------ Supplied records ------

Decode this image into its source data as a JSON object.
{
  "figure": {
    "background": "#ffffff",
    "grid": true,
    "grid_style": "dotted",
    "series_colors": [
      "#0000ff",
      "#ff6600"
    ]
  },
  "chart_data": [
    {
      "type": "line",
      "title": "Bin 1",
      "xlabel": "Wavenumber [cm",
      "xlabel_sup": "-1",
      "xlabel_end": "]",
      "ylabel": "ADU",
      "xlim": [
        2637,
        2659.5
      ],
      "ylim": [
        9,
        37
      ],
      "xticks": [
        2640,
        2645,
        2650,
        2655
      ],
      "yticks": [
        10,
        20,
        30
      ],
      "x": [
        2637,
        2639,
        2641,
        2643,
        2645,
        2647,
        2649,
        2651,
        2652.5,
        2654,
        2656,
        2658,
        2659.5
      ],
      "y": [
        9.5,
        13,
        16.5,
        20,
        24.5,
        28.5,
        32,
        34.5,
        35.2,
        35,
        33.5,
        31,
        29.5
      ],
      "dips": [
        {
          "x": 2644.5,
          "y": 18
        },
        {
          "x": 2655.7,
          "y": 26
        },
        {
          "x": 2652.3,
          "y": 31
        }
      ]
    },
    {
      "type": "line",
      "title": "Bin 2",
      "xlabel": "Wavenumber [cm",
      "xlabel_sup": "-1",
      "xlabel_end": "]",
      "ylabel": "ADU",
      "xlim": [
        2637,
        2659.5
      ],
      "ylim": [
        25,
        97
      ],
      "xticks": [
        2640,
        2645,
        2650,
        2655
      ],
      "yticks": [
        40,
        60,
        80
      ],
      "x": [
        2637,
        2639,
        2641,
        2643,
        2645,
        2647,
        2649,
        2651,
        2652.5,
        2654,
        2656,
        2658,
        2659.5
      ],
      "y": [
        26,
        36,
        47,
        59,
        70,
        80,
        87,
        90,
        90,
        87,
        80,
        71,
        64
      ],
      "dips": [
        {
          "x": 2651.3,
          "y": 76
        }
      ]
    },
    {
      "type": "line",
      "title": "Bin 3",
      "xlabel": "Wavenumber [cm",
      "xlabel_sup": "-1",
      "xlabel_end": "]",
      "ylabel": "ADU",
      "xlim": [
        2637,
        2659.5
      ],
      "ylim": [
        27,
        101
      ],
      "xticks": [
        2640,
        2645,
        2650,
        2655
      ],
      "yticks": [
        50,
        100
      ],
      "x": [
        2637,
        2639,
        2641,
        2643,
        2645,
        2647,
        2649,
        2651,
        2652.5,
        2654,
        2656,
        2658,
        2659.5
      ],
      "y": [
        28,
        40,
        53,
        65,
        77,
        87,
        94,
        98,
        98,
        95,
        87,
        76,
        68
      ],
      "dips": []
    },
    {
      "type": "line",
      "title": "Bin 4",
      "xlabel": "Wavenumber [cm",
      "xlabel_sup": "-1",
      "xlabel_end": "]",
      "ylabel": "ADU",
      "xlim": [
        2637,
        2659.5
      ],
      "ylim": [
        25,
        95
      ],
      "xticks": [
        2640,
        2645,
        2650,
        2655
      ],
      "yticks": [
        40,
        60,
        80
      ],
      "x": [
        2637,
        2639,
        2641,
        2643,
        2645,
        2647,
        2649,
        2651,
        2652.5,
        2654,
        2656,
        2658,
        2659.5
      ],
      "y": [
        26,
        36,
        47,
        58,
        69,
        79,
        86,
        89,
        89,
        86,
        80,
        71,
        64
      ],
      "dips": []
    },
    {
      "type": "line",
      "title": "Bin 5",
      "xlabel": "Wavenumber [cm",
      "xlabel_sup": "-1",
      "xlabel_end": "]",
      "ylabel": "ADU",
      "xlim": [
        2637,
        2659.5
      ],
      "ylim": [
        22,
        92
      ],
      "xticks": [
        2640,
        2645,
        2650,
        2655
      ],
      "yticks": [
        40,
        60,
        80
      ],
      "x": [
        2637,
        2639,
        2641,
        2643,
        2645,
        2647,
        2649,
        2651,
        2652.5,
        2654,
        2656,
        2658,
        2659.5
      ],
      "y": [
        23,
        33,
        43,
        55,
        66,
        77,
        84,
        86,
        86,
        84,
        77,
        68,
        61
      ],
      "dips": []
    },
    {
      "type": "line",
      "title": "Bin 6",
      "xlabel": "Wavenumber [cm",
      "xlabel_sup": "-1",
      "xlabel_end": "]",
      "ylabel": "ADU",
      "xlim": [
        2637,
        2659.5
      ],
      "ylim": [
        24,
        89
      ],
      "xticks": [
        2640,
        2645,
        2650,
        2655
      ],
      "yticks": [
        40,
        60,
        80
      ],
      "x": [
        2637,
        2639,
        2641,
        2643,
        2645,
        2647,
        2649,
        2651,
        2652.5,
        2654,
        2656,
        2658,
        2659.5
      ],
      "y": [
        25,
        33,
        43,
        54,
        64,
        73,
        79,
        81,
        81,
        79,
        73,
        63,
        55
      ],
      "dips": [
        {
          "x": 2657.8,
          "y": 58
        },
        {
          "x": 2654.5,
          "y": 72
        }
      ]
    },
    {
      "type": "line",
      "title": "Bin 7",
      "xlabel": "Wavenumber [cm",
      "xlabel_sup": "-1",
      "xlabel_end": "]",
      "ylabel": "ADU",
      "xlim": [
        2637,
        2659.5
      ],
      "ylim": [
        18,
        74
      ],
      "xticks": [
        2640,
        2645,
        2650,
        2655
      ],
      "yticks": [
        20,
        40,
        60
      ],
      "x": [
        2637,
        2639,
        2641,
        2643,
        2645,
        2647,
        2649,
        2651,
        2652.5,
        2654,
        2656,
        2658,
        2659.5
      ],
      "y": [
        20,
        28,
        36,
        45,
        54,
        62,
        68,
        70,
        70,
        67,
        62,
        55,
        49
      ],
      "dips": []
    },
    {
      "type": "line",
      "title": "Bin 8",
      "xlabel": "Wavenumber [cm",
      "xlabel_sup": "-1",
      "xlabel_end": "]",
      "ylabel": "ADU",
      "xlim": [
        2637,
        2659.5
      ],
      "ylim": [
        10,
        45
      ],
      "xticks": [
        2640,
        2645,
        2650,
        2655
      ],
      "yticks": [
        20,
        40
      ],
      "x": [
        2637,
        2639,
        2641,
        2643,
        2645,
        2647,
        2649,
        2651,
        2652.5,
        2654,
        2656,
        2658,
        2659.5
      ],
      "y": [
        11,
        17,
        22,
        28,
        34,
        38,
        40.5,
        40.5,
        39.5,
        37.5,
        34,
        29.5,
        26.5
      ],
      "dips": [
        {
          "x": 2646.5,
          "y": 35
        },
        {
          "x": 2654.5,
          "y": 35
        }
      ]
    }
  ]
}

------
------ Supplied records ------

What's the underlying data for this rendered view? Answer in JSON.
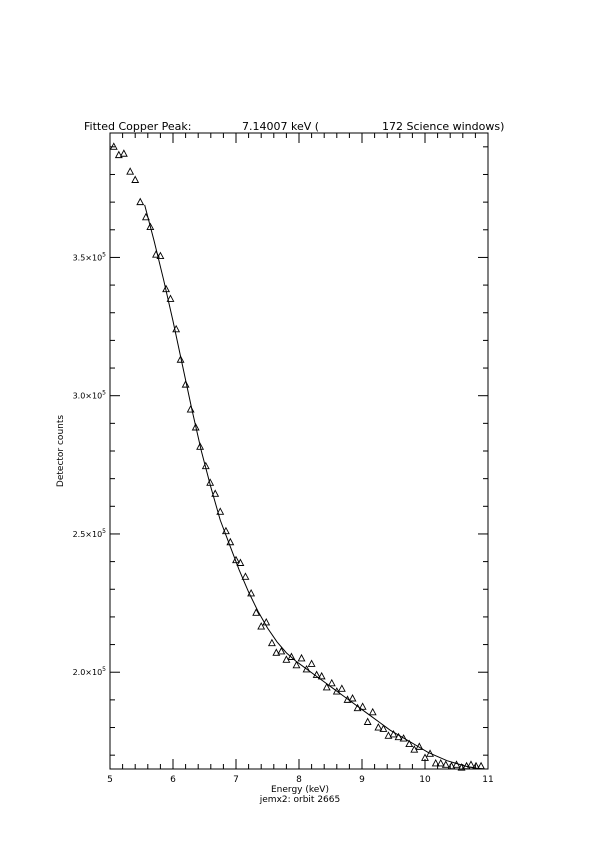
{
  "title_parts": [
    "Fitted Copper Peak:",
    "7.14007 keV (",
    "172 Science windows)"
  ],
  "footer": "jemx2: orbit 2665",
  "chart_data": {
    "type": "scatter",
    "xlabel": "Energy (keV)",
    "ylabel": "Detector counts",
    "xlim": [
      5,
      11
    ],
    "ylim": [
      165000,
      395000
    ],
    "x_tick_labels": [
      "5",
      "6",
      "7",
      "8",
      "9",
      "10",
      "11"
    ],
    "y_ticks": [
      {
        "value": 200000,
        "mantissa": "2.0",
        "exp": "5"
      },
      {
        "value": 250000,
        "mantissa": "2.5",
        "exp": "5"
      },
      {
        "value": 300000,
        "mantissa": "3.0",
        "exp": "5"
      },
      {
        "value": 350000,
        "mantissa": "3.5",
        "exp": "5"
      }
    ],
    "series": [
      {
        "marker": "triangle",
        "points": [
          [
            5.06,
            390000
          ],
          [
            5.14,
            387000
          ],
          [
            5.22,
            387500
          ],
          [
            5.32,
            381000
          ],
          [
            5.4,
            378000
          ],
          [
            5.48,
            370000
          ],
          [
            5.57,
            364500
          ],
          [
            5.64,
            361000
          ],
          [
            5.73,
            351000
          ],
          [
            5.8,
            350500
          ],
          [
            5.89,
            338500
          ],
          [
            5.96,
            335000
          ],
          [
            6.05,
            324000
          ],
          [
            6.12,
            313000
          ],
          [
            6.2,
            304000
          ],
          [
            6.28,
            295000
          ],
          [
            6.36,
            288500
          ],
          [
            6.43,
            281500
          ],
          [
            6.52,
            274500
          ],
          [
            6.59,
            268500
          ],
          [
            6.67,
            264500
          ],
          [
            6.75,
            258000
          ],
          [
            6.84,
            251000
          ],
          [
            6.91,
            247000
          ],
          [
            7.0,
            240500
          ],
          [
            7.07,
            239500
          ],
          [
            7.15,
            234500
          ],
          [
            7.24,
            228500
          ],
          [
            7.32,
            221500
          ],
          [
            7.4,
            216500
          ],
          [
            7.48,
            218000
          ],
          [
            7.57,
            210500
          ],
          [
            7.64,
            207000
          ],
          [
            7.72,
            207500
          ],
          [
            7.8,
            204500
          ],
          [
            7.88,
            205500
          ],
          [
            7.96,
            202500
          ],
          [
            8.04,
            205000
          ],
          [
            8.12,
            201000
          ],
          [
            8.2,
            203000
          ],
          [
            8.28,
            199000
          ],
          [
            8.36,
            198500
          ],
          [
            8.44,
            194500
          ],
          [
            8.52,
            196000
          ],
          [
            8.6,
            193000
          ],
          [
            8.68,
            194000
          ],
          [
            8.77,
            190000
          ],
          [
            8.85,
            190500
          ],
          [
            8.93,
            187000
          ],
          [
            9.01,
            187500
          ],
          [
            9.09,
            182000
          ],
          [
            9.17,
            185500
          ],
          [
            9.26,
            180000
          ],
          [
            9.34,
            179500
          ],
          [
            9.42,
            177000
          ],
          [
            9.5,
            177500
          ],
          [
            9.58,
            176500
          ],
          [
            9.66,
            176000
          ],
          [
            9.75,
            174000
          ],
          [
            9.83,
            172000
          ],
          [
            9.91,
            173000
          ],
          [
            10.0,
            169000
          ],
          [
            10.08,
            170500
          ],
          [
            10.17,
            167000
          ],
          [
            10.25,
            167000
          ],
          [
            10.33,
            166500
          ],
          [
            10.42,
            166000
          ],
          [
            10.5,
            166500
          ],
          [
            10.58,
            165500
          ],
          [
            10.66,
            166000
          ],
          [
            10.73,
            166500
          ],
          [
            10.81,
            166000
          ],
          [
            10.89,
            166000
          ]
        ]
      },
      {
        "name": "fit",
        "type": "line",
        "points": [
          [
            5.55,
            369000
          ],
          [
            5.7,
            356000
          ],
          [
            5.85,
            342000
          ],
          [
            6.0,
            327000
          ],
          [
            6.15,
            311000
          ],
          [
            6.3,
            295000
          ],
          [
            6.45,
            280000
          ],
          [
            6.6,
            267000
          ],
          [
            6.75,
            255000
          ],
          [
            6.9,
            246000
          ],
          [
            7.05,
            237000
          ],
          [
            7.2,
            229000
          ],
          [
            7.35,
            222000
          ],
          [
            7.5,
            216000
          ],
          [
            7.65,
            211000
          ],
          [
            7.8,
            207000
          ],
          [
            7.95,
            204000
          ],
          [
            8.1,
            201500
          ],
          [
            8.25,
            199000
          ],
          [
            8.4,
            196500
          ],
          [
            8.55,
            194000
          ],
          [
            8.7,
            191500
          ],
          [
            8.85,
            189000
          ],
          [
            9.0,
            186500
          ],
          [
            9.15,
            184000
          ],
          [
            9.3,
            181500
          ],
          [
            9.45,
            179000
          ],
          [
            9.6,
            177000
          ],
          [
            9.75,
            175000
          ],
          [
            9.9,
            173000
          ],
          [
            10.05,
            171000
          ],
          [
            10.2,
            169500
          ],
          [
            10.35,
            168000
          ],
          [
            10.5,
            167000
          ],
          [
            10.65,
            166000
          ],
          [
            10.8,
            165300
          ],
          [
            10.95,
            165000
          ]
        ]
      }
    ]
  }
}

------

= What you will do =
Take each line of the material that contains the word "this" and list it.

= Reply =
Decode this image into its source data as a JSON object.
What's the underlying data for this rendered view? Answer in JSON.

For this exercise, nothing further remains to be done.